THE TASK:
Sort through the entries below and pull out lines containing the word "مجال".

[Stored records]
=-=-=

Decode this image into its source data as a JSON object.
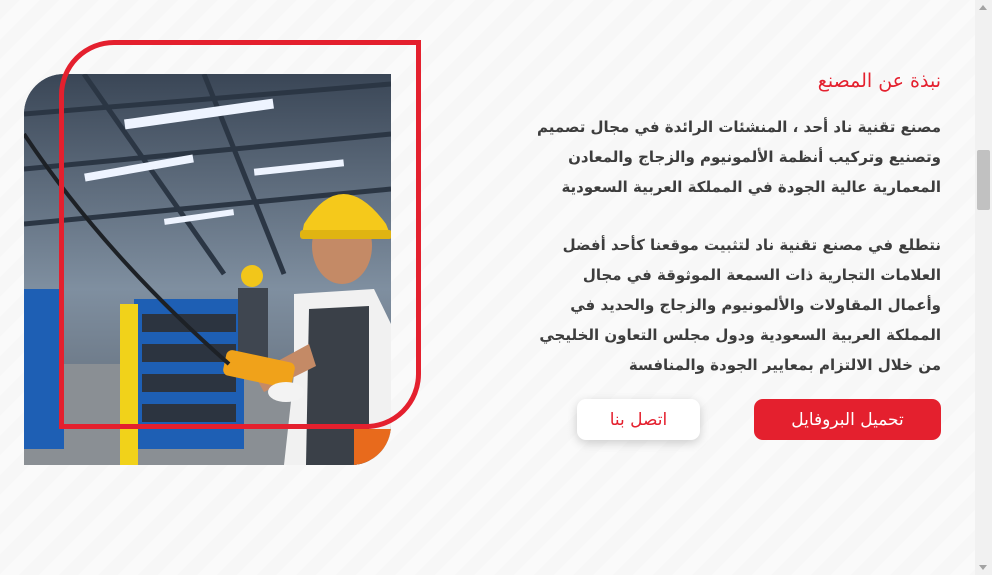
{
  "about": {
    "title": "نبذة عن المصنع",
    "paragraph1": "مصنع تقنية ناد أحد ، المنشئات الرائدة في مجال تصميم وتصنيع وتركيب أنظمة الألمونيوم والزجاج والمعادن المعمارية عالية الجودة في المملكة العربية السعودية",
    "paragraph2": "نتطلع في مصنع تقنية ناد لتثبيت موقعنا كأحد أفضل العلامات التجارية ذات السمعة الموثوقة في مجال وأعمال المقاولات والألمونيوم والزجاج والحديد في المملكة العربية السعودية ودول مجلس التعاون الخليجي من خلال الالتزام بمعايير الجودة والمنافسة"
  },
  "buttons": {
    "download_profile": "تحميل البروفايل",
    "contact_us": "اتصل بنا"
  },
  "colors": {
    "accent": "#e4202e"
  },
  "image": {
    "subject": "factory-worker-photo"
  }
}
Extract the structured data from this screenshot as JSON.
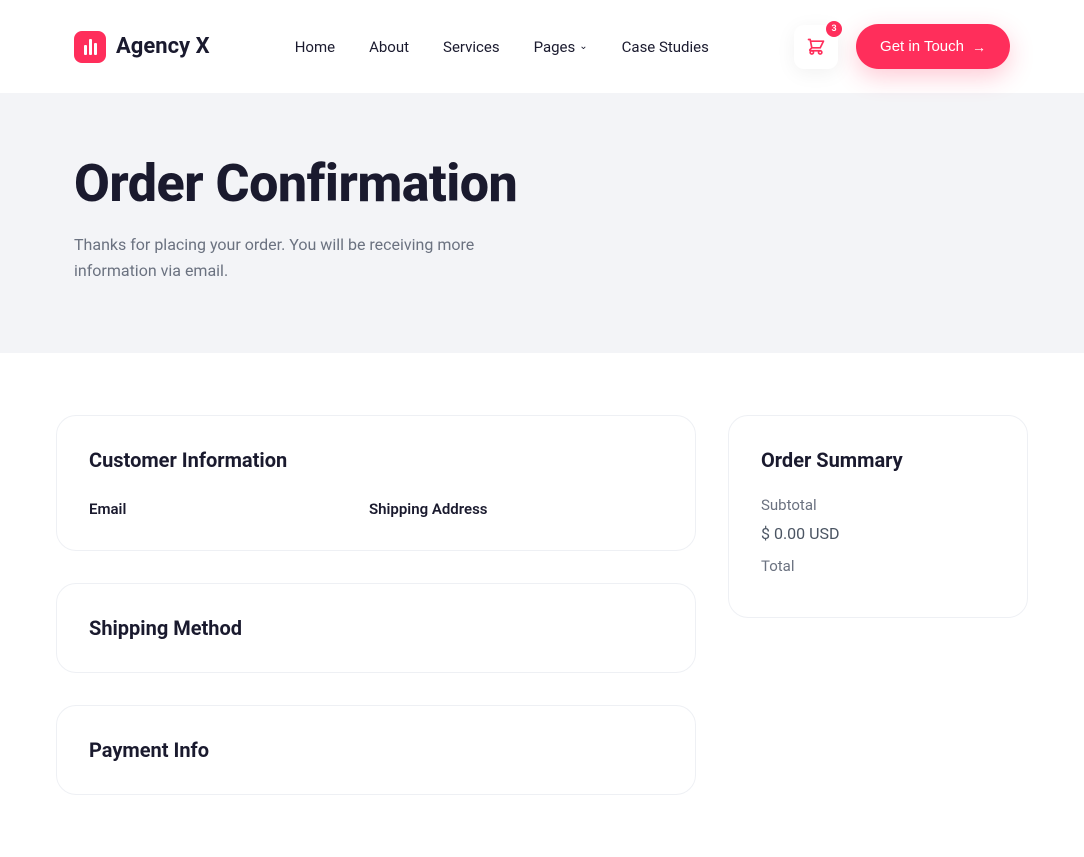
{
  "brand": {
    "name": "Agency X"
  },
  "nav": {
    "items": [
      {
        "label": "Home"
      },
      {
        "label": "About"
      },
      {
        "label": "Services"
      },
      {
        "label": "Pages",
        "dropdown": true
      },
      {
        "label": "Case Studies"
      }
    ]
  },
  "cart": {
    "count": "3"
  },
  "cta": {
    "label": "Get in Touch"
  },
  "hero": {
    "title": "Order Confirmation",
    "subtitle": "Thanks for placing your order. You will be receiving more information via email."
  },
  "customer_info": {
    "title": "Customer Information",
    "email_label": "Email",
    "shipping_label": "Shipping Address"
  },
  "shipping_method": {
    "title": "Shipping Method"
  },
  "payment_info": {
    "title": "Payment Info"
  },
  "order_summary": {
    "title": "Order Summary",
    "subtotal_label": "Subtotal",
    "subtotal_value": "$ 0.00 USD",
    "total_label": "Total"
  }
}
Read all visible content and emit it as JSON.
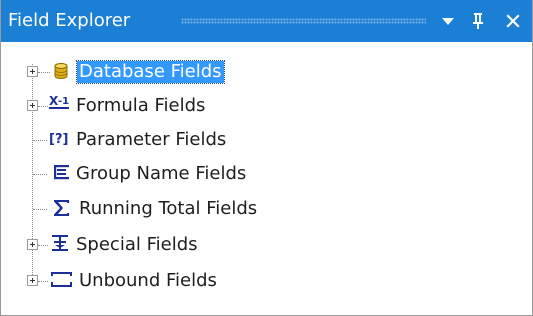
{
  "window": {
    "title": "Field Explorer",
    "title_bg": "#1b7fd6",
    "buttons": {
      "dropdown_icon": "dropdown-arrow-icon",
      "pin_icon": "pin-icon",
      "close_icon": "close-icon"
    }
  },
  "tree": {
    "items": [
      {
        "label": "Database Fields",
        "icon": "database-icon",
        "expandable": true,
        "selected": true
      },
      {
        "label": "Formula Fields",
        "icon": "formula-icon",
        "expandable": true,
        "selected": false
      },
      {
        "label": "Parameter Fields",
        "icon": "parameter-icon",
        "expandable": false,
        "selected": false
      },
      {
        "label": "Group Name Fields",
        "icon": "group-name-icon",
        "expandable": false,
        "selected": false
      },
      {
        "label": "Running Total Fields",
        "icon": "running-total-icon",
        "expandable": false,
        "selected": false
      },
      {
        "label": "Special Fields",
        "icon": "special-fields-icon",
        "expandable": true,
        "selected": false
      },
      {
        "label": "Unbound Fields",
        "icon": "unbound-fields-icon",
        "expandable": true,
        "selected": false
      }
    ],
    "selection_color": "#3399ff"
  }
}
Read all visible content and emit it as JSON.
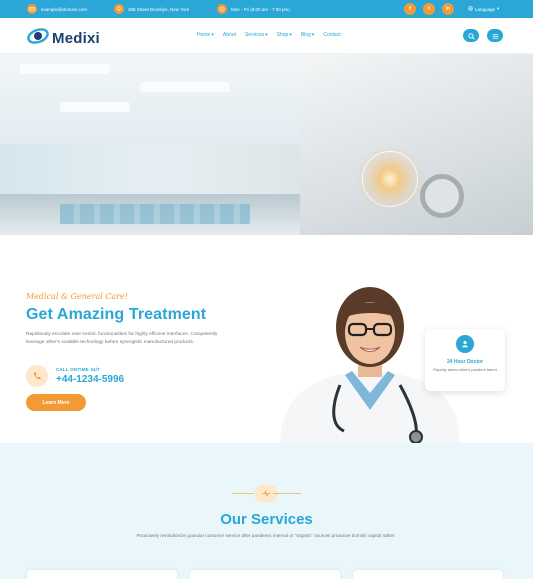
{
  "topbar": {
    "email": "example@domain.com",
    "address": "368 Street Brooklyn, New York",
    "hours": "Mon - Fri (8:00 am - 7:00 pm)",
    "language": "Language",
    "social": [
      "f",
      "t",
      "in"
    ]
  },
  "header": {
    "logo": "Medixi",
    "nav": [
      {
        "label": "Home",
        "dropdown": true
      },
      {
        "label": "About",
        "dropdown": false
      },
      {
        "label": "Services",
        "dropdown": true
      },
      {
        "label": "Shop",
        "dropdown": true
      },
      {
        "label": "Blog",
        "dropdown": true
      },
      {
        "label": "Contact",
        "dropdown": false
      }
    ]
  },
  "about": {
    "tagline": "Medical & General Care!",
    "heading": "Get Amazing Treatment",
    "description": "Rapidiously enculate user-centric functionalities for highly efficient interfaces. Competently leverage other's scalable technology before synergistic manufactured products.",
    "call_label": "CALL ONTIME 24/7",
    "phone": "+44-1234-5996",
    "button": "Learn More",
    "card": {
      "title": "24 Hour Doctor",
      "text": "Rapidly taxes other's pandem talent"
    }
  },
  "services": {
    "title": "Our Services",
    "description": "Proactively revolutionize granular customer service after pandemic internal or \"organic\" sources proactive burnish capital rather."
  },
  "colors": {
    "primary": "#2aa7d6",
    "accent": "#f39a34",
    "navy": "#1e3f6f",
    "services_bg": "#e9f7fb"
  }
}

=-=-=

ANSWER TO THE EXERCISE:
    "paragraph1": "مصنع تقنية ناد أحد ، المنشئات الرائدة في مجال تصميم وتصنيع وتركيب أنظمة الألمونيوم والزجاج والمعادن المعمارية عالية الجودة في المملكة العربية السعودية",
    "paragraph2": "نتطلع في مصنع تقنية ناد لتثبيت موقعنا كأحد أفضل العلامات التجارية ذات السمعة الموثوقة في مجال وأعمال المقاولات والألمونيوم والزجاج والحديد في المملكة العربية السعودية ودول مجلس التعاون الخليجي من خلال الالتزام بمعايير الجودة والمنافسة"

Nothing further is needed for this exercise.